▶ [YOUR INSTRUCTIONS] Please retype the records below exactly, leaving out any pictures.

▶ [INFORMATION SUPPLIED]
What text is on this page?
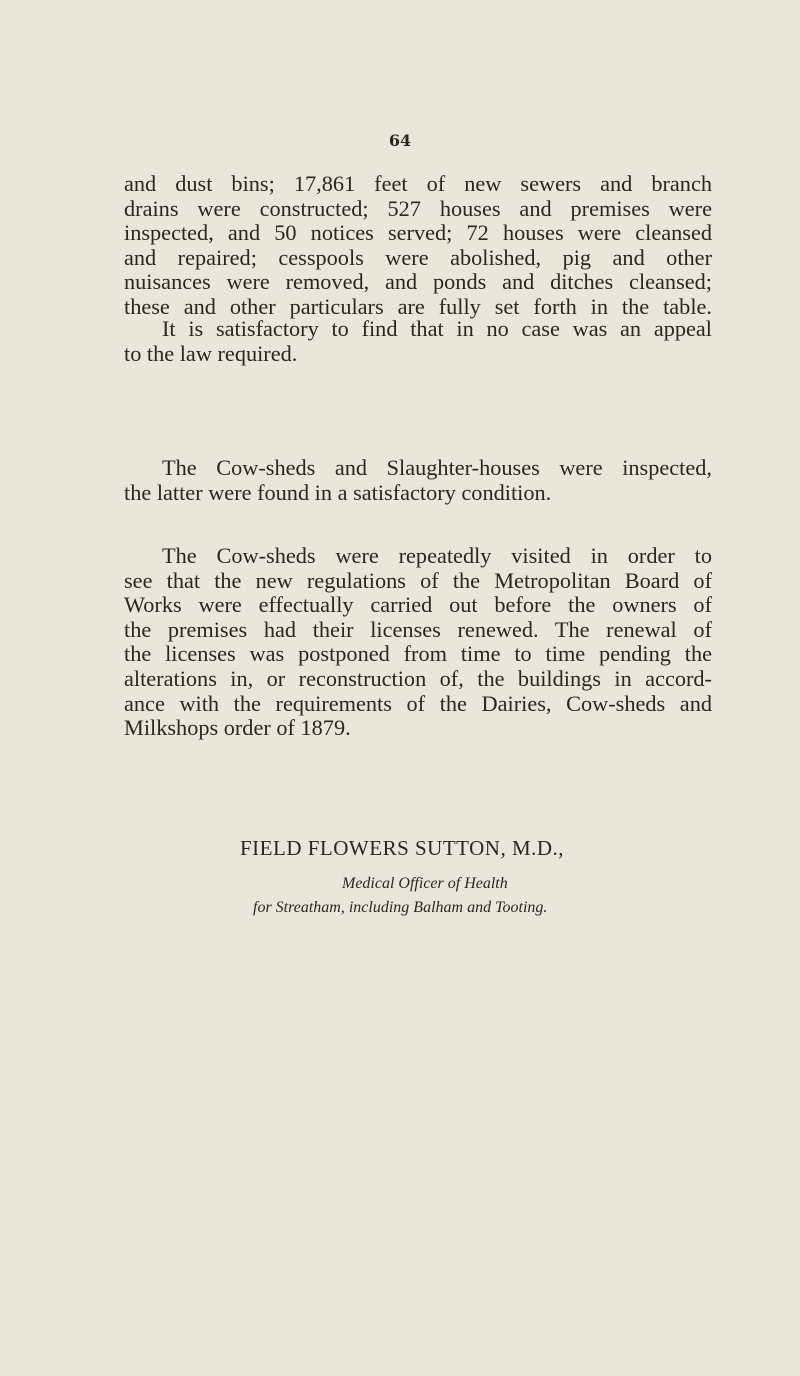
64
and dust bins; 17,861 feet of new sewers and branch
drains were constructed; 527 houses and premises were
inspected, and 50 notices served; 72 houses were cleansed
and repaired; cesspools were abolished, pig and other
nuisances were removed, and ponds and ditches cleansed;
these and other particulars are fully set forth in the table.
It is satisfactory to find that in no case was an appeal
to the law required.
The Cow-sheds and Slaughter-houses were inspected,
the latter were found in a satisfactory condition.
The Cow-sheds were repeatedly visited in order to
see that the new regulations of the Metropolitan Board of
Works were effectually carried out before the owners of
the premises had their licenses renewed. The renewal of
the licenses was postponed from time to time pending the
alterations in, or reconstruction of, the buildings in accord-
ance with the requirements of the Dairies, Cow-sheds and
Milkshops order of 1879.
FIELD FLOWERS SUTTON, M.D.,
Medical Officer of Health
for Streatham, including Balham and Tooting.
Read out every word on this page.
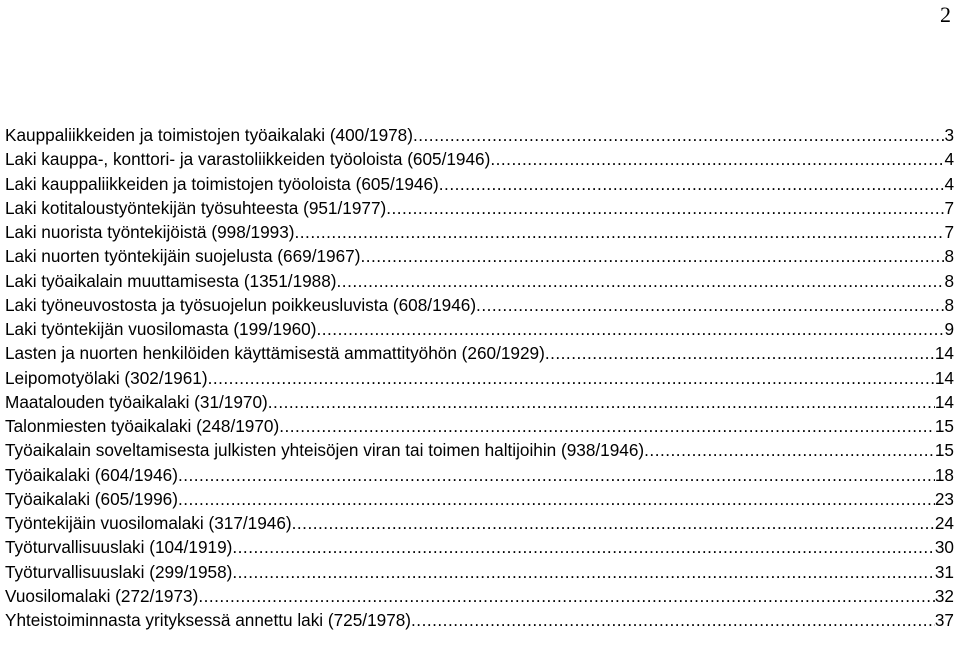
2
Kauppaliikkeiden ja toimistojen työaikalaki (400/1978) .....	3
Laki kauppa-, konttori- ja varastoliikkeiden työoloista (605/1946) .....	4
Laki kauppaliikkeiden ja toimistojen työoloista (605/1946) .....	4
Laki kotitaloustyöntekijän työsuhteesta (951/1977) .....	7
Laki nuorista työntekijöistä (998/1993) .....	7
Laki nuorten työntekijäin suojelusta (669/1967) .....	8
Laki työaikalain muuttamisesta (1351/1988) .....	8
Laki työneuvostosta ja työsuojelun poikkeusluvista (608/1946) .....	8
Laki työntekijän vuosilomasta (199/1960) .....	9
Lasten ja nuorten henkilöiden käyttämisestä ammattityöhön (260/1929) .....	14
Leipomotyölaki (302/1961) .....	14
Maatalouden työaikalaki (31/1970) .....	14
Talonmiesten työaikalaki (248/1970) .....	15
Työaikalain soveltamisesta julkisten yhteisöjen viran tai toimen haltijoihin (938/1946) .....	15
Työaikalaki (604/1946) .....	18
Työaikalaki (605/1996) .....	23
Työntekijäin vuosilomalaki (317/1946) .....	24
Työturvallisuuslaki (104/1919) .....	30
Työturvallisuuslaki (299/1958) .....	31
Vuosilomalaki (272/1973) .....	32
Yhteistoiminnasta yrityksessä annettu laki (725/1978) .....	37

▶ [WRITTEN SOLUTION]
What text is on this page?
64
and dust bins; 17,861 feet of new sewers and branch
drains were constructed; 527 houses and premises were
inspected, and 50 notices served; 72 houses were cleansed
and repaired; cesspools were abolished, pig and other
nuisances were removed, and ponds and ditches cleansed;
these and other particulars are fully set forth in the table.
It is satisfactory to find that in no case was an appeal
to the law required.
The Cow-sheds and Slaughter-houses were inspected,
the latter were found in a satisfactory condition.
The Cow-sheds were repeatedly visited in order to
see that the new regulations of the Metropolitan Board of
Works were effectually carried out before the owners of
the premises had their licenses renewed. The renewal of
the licenses was postponed from time to time pending the
alterations in, or reconstruction of, the buildings in accord-
ance with the requirements of the Dairies, Cow-sheds and
Milkshops order of 1879.
FIELD FLOWERS SUTTON, M.D.,
Medical Officer of Health
for Streatham, including Balham and Tooting.
Read out every word on this page.
2
Kauppaliikkeiden ja toimistojen työaikalaki (400/1978) .....	3
Laki kauppa-, konttori- ja varastoliikkeiden työoloista (605/1946) .....	4
Laki kauppaliikkeiden ja toimistojen työoloista (605/1946) .....	4
Laki kotitaloustyöntekijän työsuhteesta (951/1977) .....	7
Laki nuorista työntekijöistä (998/1993) .....	7
Laki nuorten työntekijäin suojelusta (669/1967) .....	8
Laki työaikalain muuttamisesta (1351/1988) .....	8
Laki työneuvostosta ja työsuojelun poikkeusluvista (608/1946) .....	8
Laki työntekijän vuosilomasta (199/1960) .....	9
Lasten ja nuorten henkilöiden käyttämisestä ammattityöhön (260/1929) .....	14
Leipomotyölaki (302/1961) .....	14
Maatalouden työaikalaki (31/1970) .....	14
Talonmiesten työaikalaki (248/1970) .....	15
Työaikalain soveltamisesta julkisten yhteisöjen viran tai toimen haltijoihin (938/1946) .....	15
Työaikalaki (604/1946) .....	18
Työaikalaki (605/1996) .....	23
Työntekijäin vuosilomalaki (317/1946) .....	24
Työturvallisuuslaki (104/1919) .....	30
Työturvallisuuslaki (299/1958) .....	31
Vuosilomalaki (272/1973) .....	32
Yhteistoiminnasta yrityksessä annettu laki (725/1978) .....	37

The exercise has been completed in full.